>> begin Data for the task
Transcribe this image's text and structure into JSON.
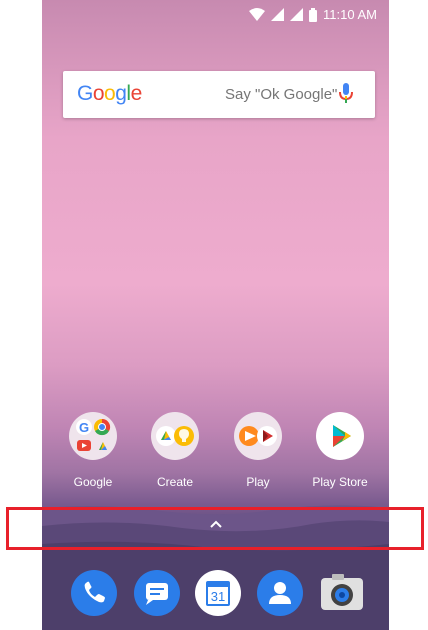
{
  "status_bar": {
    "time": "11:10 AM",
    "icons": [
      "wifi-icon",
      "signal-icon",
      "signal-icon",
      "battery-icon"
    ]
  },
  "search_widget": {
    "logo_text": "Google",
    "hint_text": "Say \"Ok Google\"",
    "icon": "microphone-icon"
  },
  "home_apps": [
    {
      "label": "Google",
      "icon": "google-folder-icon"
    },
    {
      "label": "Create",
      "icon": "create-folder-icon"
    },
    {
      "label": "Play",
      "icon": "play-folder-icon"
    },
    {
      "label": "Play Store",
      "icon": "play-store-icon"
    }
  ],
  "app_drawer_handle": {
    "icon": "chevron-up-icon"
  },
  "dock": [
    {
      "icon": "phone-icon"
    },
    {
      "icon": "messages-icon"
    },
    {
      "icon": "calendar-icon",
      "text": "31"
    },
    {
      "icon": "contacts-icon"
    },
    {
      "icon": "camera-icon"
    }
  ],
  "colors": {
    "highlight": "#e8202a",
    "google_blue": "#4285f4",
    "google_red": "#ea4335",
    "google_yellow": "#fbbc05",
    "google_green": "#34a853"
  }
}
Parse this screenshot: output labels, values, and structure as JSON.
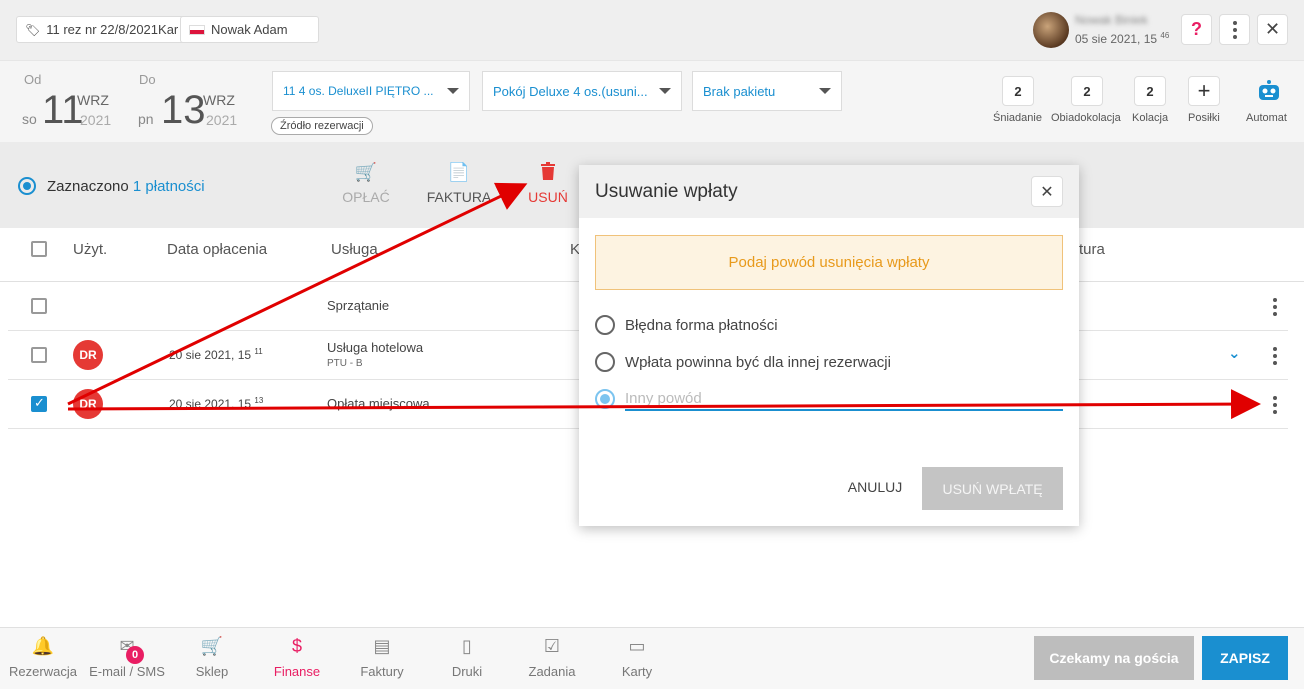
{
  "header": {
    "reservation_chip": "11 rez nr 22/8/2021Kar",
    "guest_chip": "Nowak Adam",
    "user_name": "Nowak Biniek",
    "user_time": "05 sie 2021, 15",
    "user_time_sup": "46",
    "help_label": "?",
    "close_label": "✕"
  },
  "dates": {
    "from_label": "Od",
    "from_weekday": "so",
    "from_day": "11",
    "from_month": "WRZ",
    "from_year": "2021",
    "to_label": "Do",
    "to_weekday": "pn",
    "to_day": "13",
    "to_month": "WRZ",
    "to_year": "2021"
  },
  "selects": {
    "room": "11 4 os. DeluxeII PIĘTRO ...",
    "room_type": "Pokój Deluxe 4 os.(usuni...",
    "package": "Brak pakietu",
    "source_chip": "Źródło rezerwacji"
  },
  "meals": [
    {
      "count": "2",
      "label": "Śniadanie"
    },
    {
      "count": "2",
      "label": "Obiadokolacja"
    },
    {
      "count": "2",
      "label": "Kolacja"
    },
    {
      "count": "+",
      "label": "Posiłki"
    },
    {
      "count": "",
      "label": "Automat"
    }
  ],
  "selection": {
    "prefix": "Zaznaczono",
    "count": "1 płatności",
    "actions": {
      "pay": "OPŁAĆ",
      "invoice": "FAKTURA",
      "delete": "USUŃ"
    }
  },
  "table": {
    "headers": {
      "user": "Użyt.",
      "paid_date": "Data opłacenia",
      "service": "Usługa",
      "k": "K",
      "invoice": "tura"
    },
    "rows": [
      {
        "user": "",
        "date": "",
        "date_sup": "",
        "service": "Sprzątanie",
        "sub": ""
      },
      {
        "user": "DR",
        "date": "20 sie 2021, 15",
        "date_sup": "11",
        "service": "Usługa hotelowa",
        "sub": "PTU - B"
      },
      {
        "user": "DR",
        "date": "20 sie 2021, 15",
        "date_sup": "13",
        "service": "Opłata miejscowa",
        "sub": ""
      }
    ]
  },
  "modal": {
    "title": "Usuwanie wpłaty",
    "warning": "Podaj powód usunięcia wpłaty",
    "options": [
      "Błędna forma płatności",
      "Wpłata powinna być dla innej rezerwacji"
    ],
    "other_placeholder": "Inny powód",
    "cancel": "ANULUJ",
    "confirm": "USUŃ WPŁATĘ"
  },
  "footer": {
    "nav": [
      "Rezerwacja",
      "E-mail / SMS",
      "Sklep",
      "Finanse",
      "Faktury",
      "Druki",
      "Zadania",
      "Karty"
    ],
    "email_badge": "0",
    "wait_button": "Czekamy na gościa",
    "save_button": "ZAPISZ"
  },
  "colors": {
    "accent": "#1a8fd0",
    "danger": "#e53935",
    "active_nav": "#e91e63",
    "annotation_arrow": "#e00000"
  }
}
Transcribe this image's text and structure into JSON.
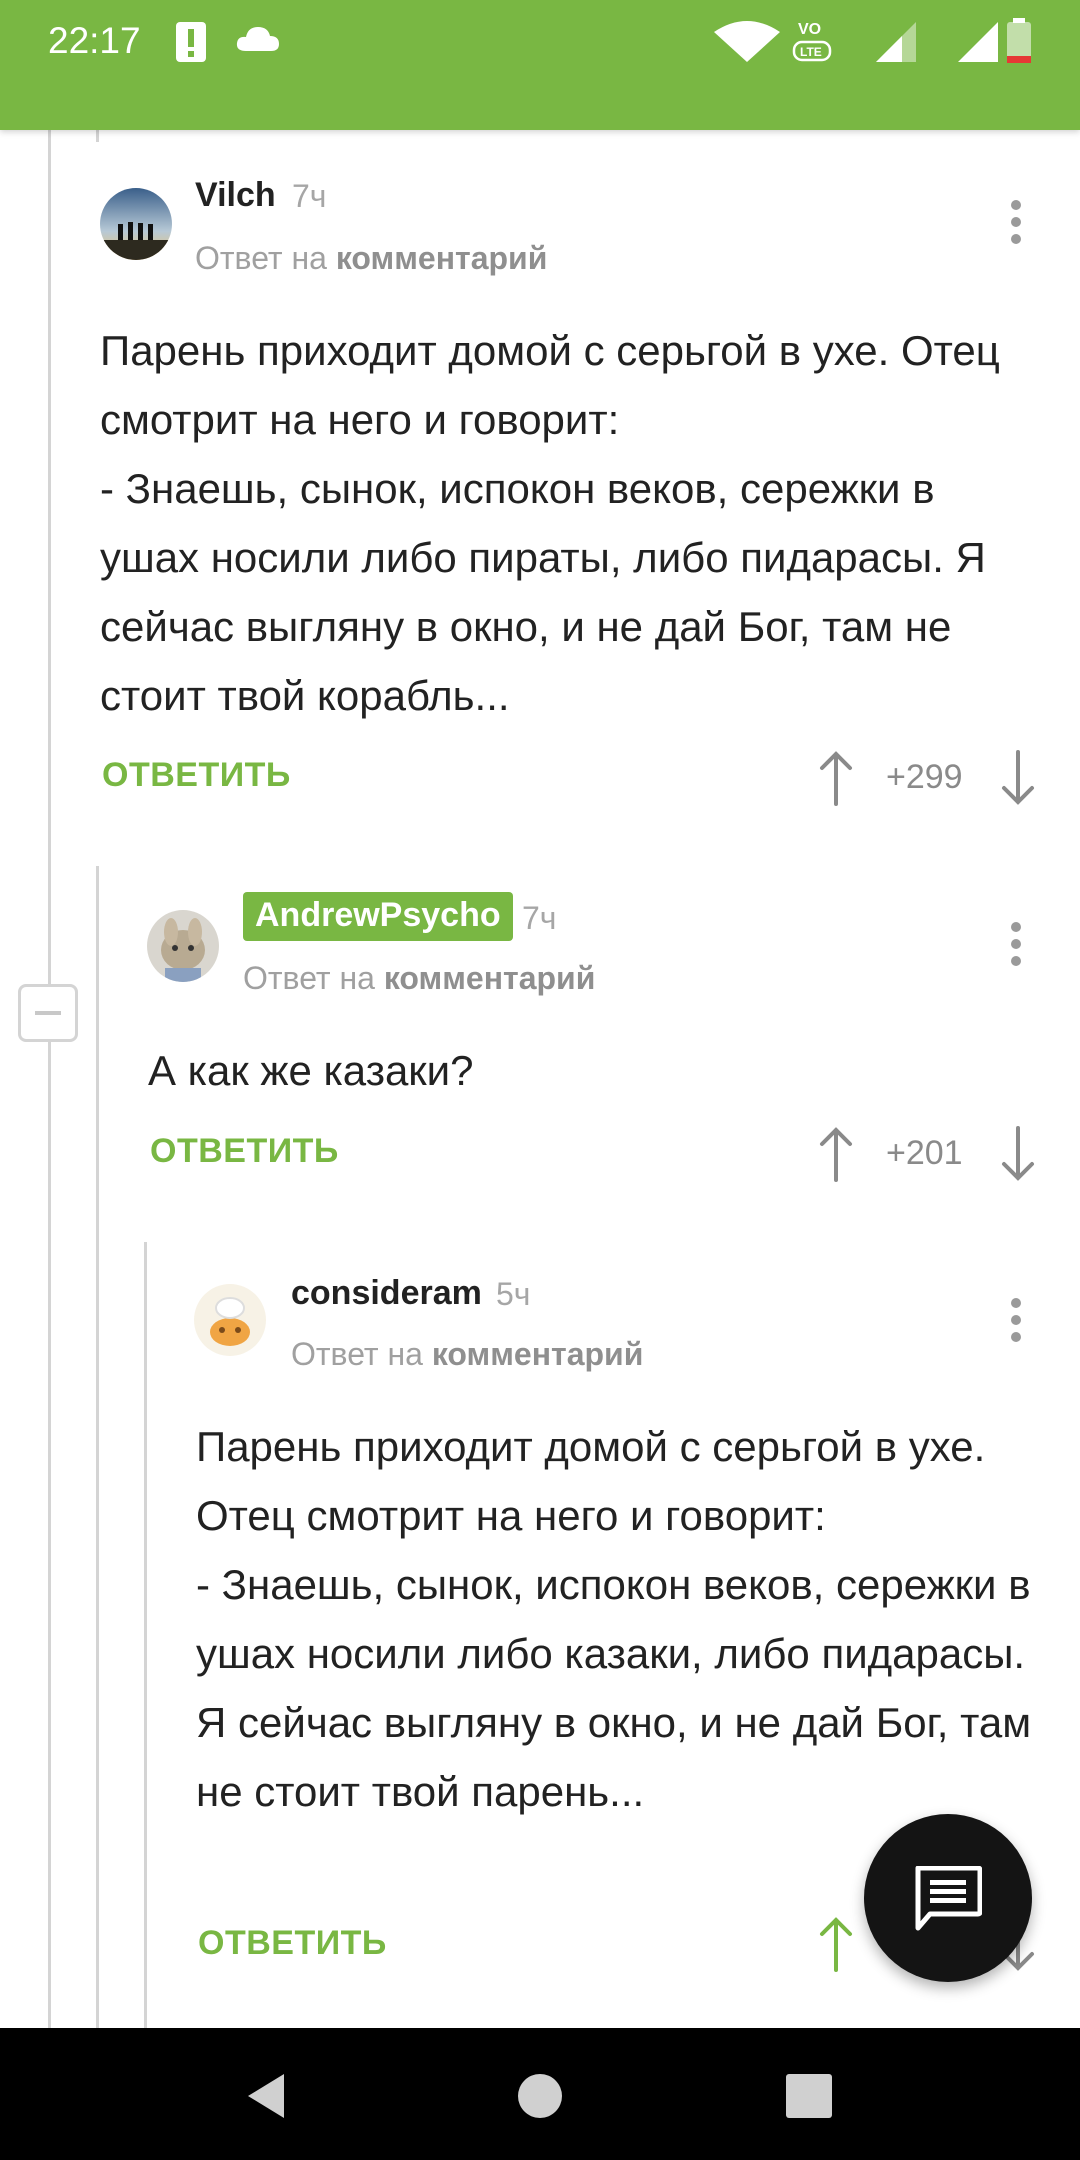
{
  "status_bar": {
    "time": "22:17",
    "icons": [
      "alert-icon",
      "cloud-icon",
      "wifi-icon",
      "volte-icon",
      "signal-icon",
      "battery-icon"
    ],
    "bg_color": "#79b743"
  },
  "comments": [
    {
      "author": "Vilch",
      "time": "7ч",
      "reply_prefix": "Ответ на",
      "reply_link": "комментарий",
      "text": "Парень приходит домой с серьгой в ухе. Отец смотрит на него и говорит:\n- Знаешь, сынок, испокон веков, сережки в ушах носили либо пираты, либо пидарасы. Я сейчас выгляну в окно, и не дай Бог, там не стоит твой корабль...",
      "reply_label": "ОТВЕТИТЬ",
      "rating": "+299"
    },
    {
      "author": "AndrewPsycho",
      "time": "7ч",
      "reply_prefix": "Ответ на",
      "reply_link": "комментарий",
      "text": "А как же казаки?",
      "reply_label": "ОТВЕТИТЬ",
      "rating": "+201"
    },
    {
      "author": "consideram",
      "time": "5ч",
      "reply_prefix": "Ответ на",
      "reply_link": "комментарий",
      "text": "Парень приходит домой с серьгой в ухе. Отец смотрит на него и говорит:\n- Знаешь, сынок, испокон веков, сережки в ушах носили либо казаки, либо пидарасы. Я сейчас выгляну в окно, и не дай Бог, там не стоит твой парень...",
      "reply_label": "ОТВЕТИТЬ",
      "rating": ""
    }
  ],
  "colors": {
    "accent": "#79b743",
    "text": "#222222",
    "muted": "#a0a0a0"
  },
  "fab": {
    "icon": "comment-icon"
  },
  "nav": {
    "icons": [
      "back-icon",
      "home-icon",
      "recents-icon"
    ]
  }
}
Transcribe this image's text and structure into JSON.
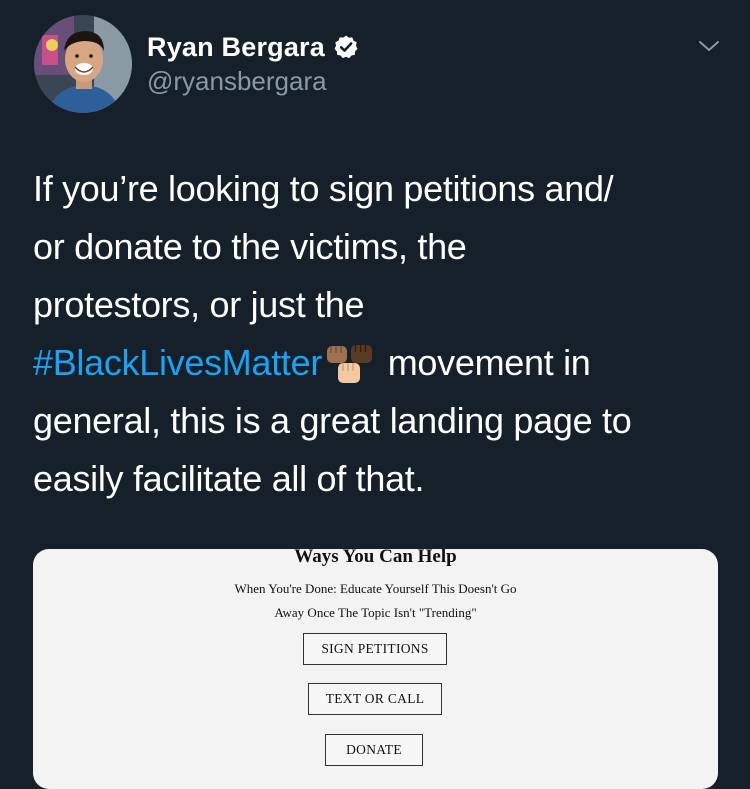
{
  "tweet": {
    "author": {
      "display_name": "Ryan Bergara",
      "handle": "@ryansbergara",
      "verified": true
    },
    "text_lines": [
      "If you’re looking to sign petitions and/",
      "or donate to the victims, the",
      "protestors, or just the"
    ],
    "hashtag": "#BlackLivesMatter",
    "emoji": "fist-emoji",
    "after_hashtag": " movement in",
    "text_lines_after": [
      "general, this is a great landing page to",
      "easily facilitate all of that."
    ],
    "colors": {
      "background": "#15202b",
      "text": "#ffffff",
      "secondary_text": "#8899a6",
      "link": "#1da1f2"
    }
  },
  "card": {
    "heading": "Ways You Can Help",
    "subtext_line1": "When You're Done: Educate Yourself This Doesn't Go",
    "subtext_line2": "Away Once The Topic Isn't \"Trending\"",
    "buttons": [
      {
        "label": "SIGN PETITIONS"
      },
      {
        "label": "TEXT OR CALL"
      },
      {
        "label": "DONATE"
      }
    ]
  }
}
>> end Data for the task
Reproduce each entry verbatim, excluding any embedded images.

• The result:
Transcribe this image's text and structure into JSON.
{
  "status_bar": {
    "time": "11:10 AM",
    "icons": [
      "wifi-icon",
      "signal-icon",
      "signal-icon",
      "battery-icon"
    ]
  },
  "search_widget": {
    "logo_text": "Google",
    "hint_text": "Say \"Ok Google\"",
    "icon": "microphone-icon"
  },
  "home_apps": [
    {
      "label": "Google",
      "icon": "google-folder-icon"
    },
    {
      "label": "Create",
      "icon": "create-folder-icon"
    },
    {
      "label": "Play",
      "icon": "play-folder-icon"
    },
    {
      "label": "Play Store",
      "icon": "play-store-icon"
    }
  ],
  "app_drawer_handle": {
    "icon": "chevron-up-icon"
  },
  "dock": [
    {
      "icon": "phone-icon"
    },
    {
      "icon": "messages-icon"
    },
    {
      "icon": "calendar-icon",
      "text": "31"
    },
    {
      "icon": "contacts-icon"
    },
    {
      "icon": "camera-icon"
    }
  ],
  "colors": {
    "highlight": "#e8202a",
    "google_blue": "#4285f4",
    "google_red": "#ea4335",
    "google_yellow": "#fbbc05",
    "google_green": "#34a853"
  }
}
Parse this screenshot: output labels, values, and structure as JSON.
{
  "header": {
    "reservation_chip": "11 rez nr 22/8/2021Kar",
    "guest_chip": "Nowak Adam",
    "user_name": "Nowak Biniek",
    "user_time": "05 sie 2021, 15",
    "user_time_sup": "46",
    "help_label": "?",
    "close_label": "✕"
  },
  "dates": {
    "from_label": "Od",
    "from_weekday": "so",
    "from_day": "11",
    "from_month": "WRZ",
    "from_year": "2021",
    "to_label": "Do",
    "to_weekday": "pn",
    "to_day": "13",
    "to_month": "WRZ",
    "to_year": "2021"
  },
  "selects": {
    "room": "11 4 os. DeluxeII PIĘTRO ...",
    "room_type": "Pokój Deluxe 4 os.(usuni...",
    "package": "Brak pakietu",
    "source_chip": "Źródło rezerwacji"
  },
  "meals": [
    {
      "count": "2",
      "label": "Śniadanie"
    },
    {
      "count": "2",
      "label": "Obiadokolacja"
    },
    {
      "count": "2",
      "label": "Kolacja"
    },
    {
      "count": "+",
      "label": "Posiłki"
    },
    {
      "count": "",
      "label": "Automat"
    }
  ],
  "selection": {
    "prefix": "Zaznaczono",
    "count": "1 płatności",
    "actions": {
      "pay": "OPŁAĆ",
      "invoice": "FAKTURA",
      "delete": "USUŃ"
    }
  },
  "table": {
    "headers": {
      "user": "Użyt.",
      "paid_date": "Data opłacenia",
      "service": "Usługa",
      "k": "K",
      "invoice": "tura"
    },
    "rows": [
      {
        "user": "",
        "date": "",
        "date_sup": "",
        "service": "Sprzątanie",
        "sub": ""
      },
      {
        "user": "DR",
        "date": "20 sie 2021, 15",
        "date_sup": "11",
        "service": "Usługa hotelowa",
        "sub": "PTU - B"
      },
      {
        "user": "DR",
        "date": "20 sie 2021, 15",
        "date_sup": "13",
        "service": "Opłata miejscowa",
        "sub": ""
      }
    ]
  },
  "modal": {
    "title": "Usuwanie wpłaty",
    "warning": "Podaj powód usunięcia wpłaty",
    "options": [
      "Błędna forma płatności",
      "Wpłata powinna być dla innej rezerwacji"
    ],
    "other_placeholder": "Inny powód",
    "cancel": "ANULUJ",
    "confirm": "USUŃ WPŁATĘ"
  },
  "footer": {
    "nav": [
      "Rezerwacja",
      "E-mail / SMS",
      "Sklep",
      "Finanse",
      "Faktury",
      "Druki",
      "Zadania",
      "Karty"
    ],
    "email_badge": "0",
    "wait_button": "Czekamy na gościa",
    "save_button": "ZAPISZ"
  },
  "colors": {
    "accent": "#1a8fd0",
    "danger": "#e53935",
    "active_nav": "#e91e63",
    "annotation_arrow": "#e00000"
  }
}
Transcribe this image's text and structure into JSON.
{
  "status_bar": {
    "time": "22:17",
    "icons": [
      "alert-icon",
      "cloud-icon",
      "wifi-icon",
      "volte-icon",
      "signal-icon",
      "battery-icon"
    ],
    "bg_color": "#79b743"
  },
  "comments": [
    {
      "author": "Vilch",
      "time": "7ч",
      "reply_prefix": "Ответ на",
      "reply_link": "комментарий",
      "text": "Парень приходит домой с серьгой в ухе. Отец смотрит на него и говорит:\n- Знаешь, сынок, испокон веков, сережки в ушах носили либо пираты, либо пидарасы. Я сейчас выгляну в окно, и не дай Бог, там не стоит твой корабль...",
      "reply_label": "ОТВЕТИТЬ",
      "rating": "+299"
    },
    {
      "author": "AndrewPsycho",
      "time": "7ч",
      "reply_prefix": "Ответ на",
      "reply_link": "комментарий",
      "text": "А как же казаки?",
      "reply_label": "ОТВЕТИТЬ",
      "rating": "+201"
    },
    {
      "author": "consideram",
      "time": "5ч",
      "reply_prefix": "Ответ на",
      "reply_link": "комментарий",
      "text": "Парень приходит домой с серьгой в ухе. Отец смотрит на него и говорит:\n- Знаешь, сынок, испокон веков, сережки в ушах носили либо казаки, либо пидарасы. Я сейчас выгляну в окно, и не дай Бог, там не стоит твой парень...",
      "reply_label": "ОТВЕТИТЬ",
      "rating": ""
    }
  ],
  "colors": {
    "accent": "#79b743",
    "text": "#222222",
    "muted": "#a0a0a0"
  },
  "fab": {
    "icon": "comment-icon"
  },
  "nav": {
    "icons": [
      "back-icon",
      "home-icon",
      "recents-icon"
    ]
  }
}
Transcribe this image's text and structure into JSON.
{
  "tweet": {
    "author": {
      "display_name": "Ryan Bergara",
      "handle": "@ryansbergara",
      "verified": true
    },
    "text_lines": [
      "If you’re looking to sign petitions and/",
      "or donate to the victims, the",
      "protestors, or just the"
    ],
    "hashtag": "#BlackLivesMatter",
    "emoji": "fist-emoji",
    "after_hashtag": " movement in",
    "text_lines_after": [
      "general, this is a great landing page to",
      "easily facilitate all of that."
    ],
    "colors": {
      "background": "#15202b",
      "text": "#ffffff",
      "secondary_text": "#8899a6",
      "link": "#1da1f2"
    }
  },
  "card": {
    "heading": "Ways You Can Help",
    "subtext_line1": "When You're Done: Educate Yourself This Doesn't Go",
    "subtext_line2": "Away Once The Topic Isn't \"Trending\"",
    "buttons": [
      {
        "label": "SIGN PETITIONS"
      },
      {
        "label": "TEXT OR CALL"
      },
      {
        "label": "DONATE"
      }
    ]
  }
}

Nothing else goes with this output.